Locate the lines of the listing below that hold "first", then copy each of them.

─── Task data ───

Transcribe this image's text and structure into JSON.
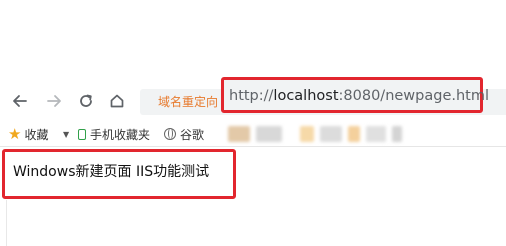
{
  "toolbar": {
    "back_icon": "back-arrow-icon",
    "forward_icon": "forward-arrow-icon",
    "reload_icon": "reload-icon",
    "home_icon": "home-icon"
  },
  "address_bar": {
    "redirect_tip": "域名重定向",
    "url_prefix": "http://",
    "url_host": "localhost",
    "url_rest": ":8080/newpage.html"
  },
  "bookmarks": {
    "favorites_label": "收藏",
    "mobile_label": "手机收藏夹",
    "google_label": "谷歌"
  },
  "page": {
    "content_text": "Windows新建页面 IIS功能测试"
  },
  "colors": {
    "highlight_border": "#e2262e",
    "redirect_tip": "#e77a2d",
    "star": "#f0a81e",
    "mobile_icon": "#31a04a"
  }
}
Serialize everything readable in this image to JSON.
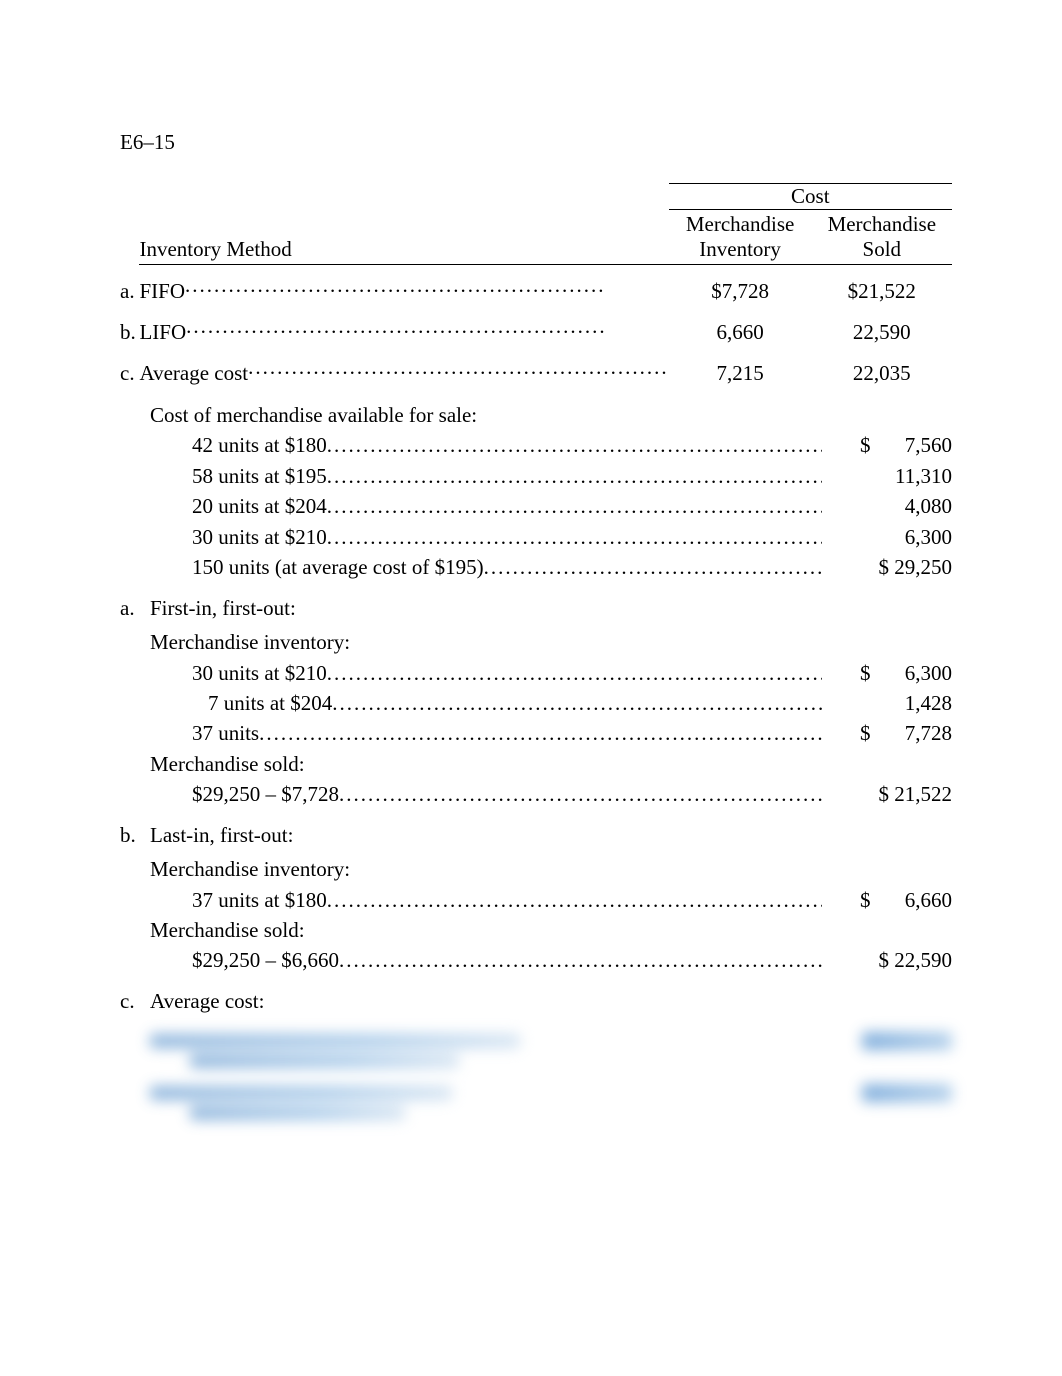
{
  "header": "E6–15",
  "table": {
    "cost_header": "Cost",
    "col_method": "Inventory Method",
    "col_inv": "Merchandise\nInventory",
    "col_sold": "Merchandise\nSold",
    "rows": [
      {
        "label": "a.",
        "name": "FIFO",
        "inv": "$7,728",
        "sold": "$21,522"
      },
      {
        "label": "b.",
        "name": "LIFO",
        "inv": "6,660",
        "sold": "22,590"
      },
      {
        "label": "c.",
        "name": "Average cost",
        "inv": "7,215",
        "sold": "22,035"
      }
    ]
  },
  "cost_avail": {
    "title": "Cost of merchandise available for sale:",
    "lines": [
      {
        "text": "42 units at $180",
        "amt": "$   7,560"
      },
      {
        "text": "58 units at $195",
        "amt": "11,310"
      },
      {
        "text": "20 units at $204",
        "amt": "4,080"
      },
      {
        "text": "30 units at $210",
        "amt": "6,300"
      },
      {
        "text": "150 units (at average cost of $195)",
        "amt": "$ 29,250"
      }
    ]
  },
  "sections": [
    {
      "label": "a.",
      "title": "First-in, first-out:",
      "groups": [
        {
          "heading": "Merchandise inventory:",
          "lines": [
            {
              "text": "30 units at $210",
              "amt": "$   6,300"
            },
            {
              "text": "7 units at $204",
              "amt": "1,428"
            },
            {
              "text": "37 units",
              "amt": "$   7,728"
            }
          ]
        },
        {
          "heading": "Merchandise sold:",
          "lines": [
            {
              "text": "$29,250 – $7,728",
              "amt": "$ 21,522"
            }
          ]
        }
      ]
    },
    {
      "label": "b.",
      "title": "Last-in, first-out:",
      "groups": [
        {
          "heading": "Merchandise inventory:",
          "lines": [
            {
              "text": "37 units at $180",
              "amt": "$   6,660"
            }
          ]
        },
        {
          "heading": "Merchandise sold:",
          "lines": [
            {
              "text": "$29,250 – $6,660",
              "amt": "$ 22,590"
            }
          ]
        }
      ]
    },
    {
      "label": "c.",
      "title": "Average cost:",
      "groups": []
    }
  ]
}
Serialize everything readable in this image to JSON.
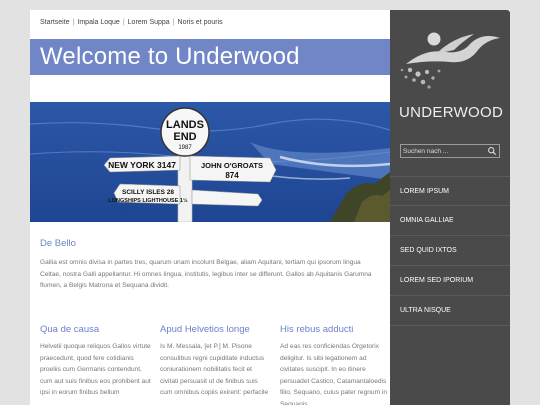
{
  "breadcrumb": [
    "Startseite",
    "Impala Loque",
    "Lorem Suppa",
    "Noris et pouris"
  ],
  "page_title": "Welcome to Underwood",
  "hero_sign": {
    "top": "LANDS",
    "top2": "END",
    "year": "1987",
    "left_arm": "NEW YORK 3147",
    "right_arm_1": "JOHN O'GROATS",
    "right_arm_2": "874",
    "lower_1": "SCILLY ISLES 28",
    "lower_2": "LONGSHIPS LIGHTHOUSE 1½"
  },
  "intro": {
    "title": "De Bello",
    "text": "Gallia est omnis divisa in partes tres, quarum unam incolunt Belgae, aliam Aquitani, tertiam qui ipsorum lingua Celtae, nostra Galli appellantur. Hi omnes lingua, institutis, legibus inter se differunt. Gallos ab Aquitanis Garumna flumen, a Belgis Matrona et Sequana dividit."
  },
  "columns": [
    {
      "title": "Qua de causa",
      "text": "Helvetii quoque reliquos Gallos virtute praecedunt, quod fere cotidianis proeliis cum Germanis contendunt, cum aut suis finibus eos prohibent aut ipsi in eorum finibus bellum"
    },
    {
      "title": "Apud Helvetios longe",
      "text": "Is M. Messala, [et P.] M. Pisone consulibus regni cupiditate inductus coniurationem nobilitatis fecit et civitati persuasit ut de finibus suis cum omnibus copiis exirent: perfacile"
    },
    {
      "title": "His rebus adducti",
      "text": "Ad eas res conficiendas Orgetorix deligitur. Is sibi legationem ad civitates suscipit. In eo itinere persuadet Castico, Catamantaloedis filio, Sequano, cuius pater regnum in Sequanis"
    }
  ],
  "sidebar": {
    "brand": "UNDERWOOD",
    "search_placeholder": "Suchen nach ...",
    "nav": [
      "LOREM IPSUM",
      "OMNIA GALLIAE",
      "SED QUID IXTOS",
      "LOREM SED IPORIUM",
      "ULTRA NISQUE"
    ]
  },
  "colors": {
    "accent": "#7186c6",
    "sidebar": "#4a4a4a",
    "heading": "#6a82c8"
  }
}
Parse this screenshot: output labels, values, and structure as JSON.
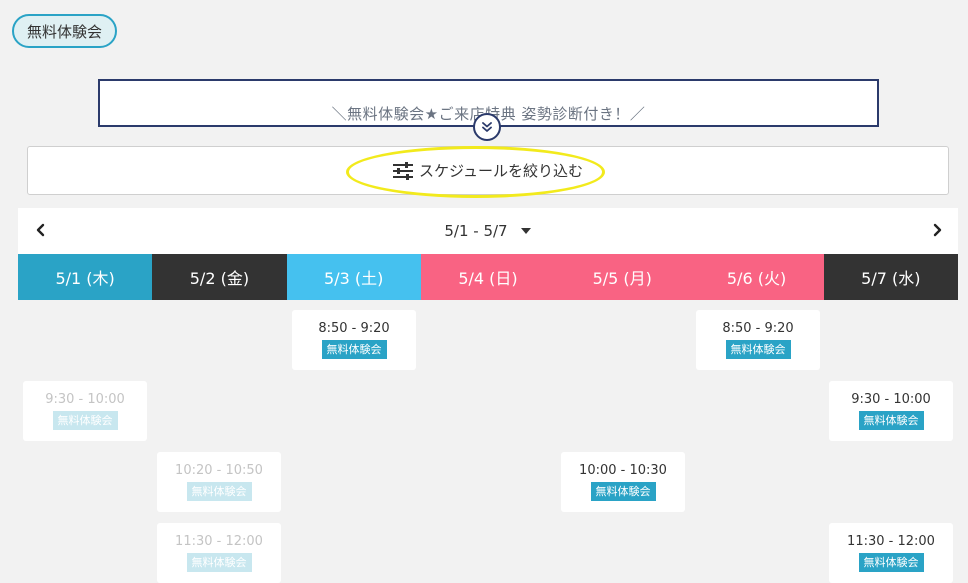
{
  "tag_label": "無料体験会",
  "banner": {
    "text": "＼無料体験会★ご来店特典 姿勢診断付き！／"
  },
  "filter": {
    "label": "スケジュールを絞り込む"
  },
  "week": {
    "range": "5/1 - 5/7"
  },
  "colors": {
    "teal": "#2aa3c6",
    "dark": "#333333",
    "saturday": "#45c1ef",
    "holiday": "#f96383",
    "highlight": "#f2ea1c"
  },
  "days": [
    {
      "label": "5/1 (木)",
      "color": "#2aa3c6"
    },
    {
      "label": "5/2 (金)",
      "color": "#333333"
    },
    {
      "label": "5/3 (土)",
      "color": "#45c1ef"
    },
    {
      "label": "5/4 (日)",
      "color": "#f96383"
    },
    {
      "label": "5/5 (月)",
      "color": "#f96383"
    },
    {
      "label": "5/6 (火)",
      "color": "#f96383"
    },
    {
      "label": "5/7 (水)",
      "color": "#333333"
    }
  ],
  "slots": [
    {
      "day": 2,
      "time": "8:50 - 9:20",
      "label": "無料体験会",
      "available": true
    },
    {
      "day": 5,
      "time": "8:50 - 9:20",
      "label": "無料体験会",
      "available": true
    },
    {
      "day": 0,
      "time": "9:30 - 10:00",
      "label": "無料体験会",
      "available": false
    },
    {
      "day": 6,
      "time": "9:30 - 10:00",
      "label": "無料体験会",
      "available": true
    },
    {
      "day": 1,
      "time": "10:20 - 10:50",
      "label": "無料体験会",
      "available": false
    },
    {
      "day": 4,
      "time": "10:00 - 10:30",
      "label": "無料体験会",
      "available": true
    },
    {
      "day": 1,
      "time": "11:30 - 12:00",
      "label": "無料体験会",
      "available": false
    },
    {
      "day": 6,
      "time": "11:30 - 12:00",
      "label": "無料体験会",
      "available": true
    }
  ]
}
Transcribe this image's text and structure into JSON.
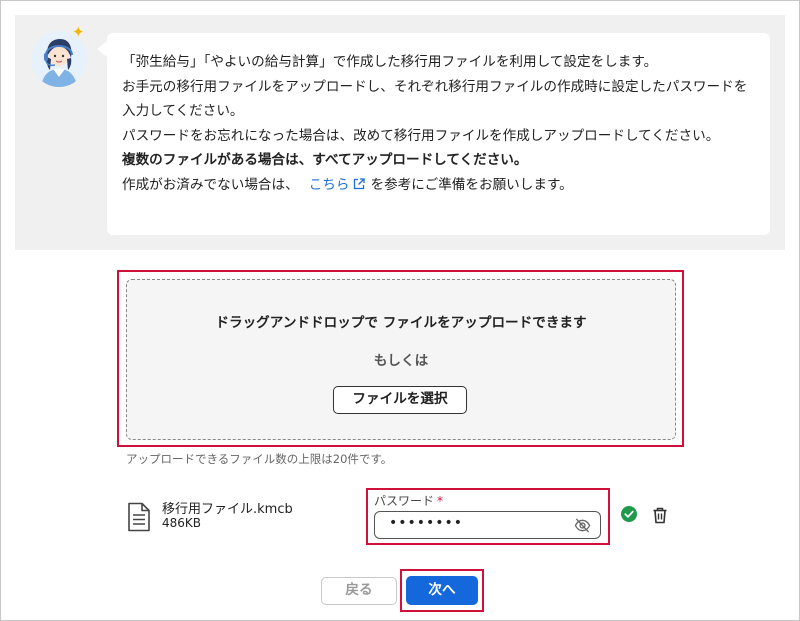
{
  "info": {
    "line1": "「弥生給与」「やよいの給与計算」で作成した移行用ファイルを利用して設定をします。",
    "line2": "お手元の移行用ファイルをアップロードし、それぞれ移行用ファイルの作成時に設定したパスワードを入力してください。",
    "line3": "パスワードをお忘れになった場合は、改めて移行用ファイルを作成しアップロードしてください。",
    "line4_bold": "複数のファイルがある場合は、すべてアップロードしてください。",
    "line5_prefix": "作成がお済みでない場合は、",
    "line5_link": "こちら",
    "line5_suffix": "を参考にご準備をお願いします。"
  },
  "upload": {
    "drop_text": "ドラッグアンドドロップで ファイルをアップロードできます",
    "or_text": "もしくは",
    "select_button": "ファイルを選択",
    "limit_note": "アップロードできるファイル数の上限は20件です。"
  },
  "file": {
    "name": "移行用ファイル.kmcb",
    "size": "486KB",
    "password_label": "パスワード",
    "required_mark": "*",
    "password_value": "••••••••"
  },
  "footer": {
    "back_label": "戻る",
    "next_label": "次へ"
  },
  "colors": {
    "accent": "#1468db",
    "highlight": "#d0103a",
    "success": "#1e9a4a"
  }
}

───

§ **Task answer**:
      "title": "First-in, first-out:",
      "title": "Last-in, first-out:",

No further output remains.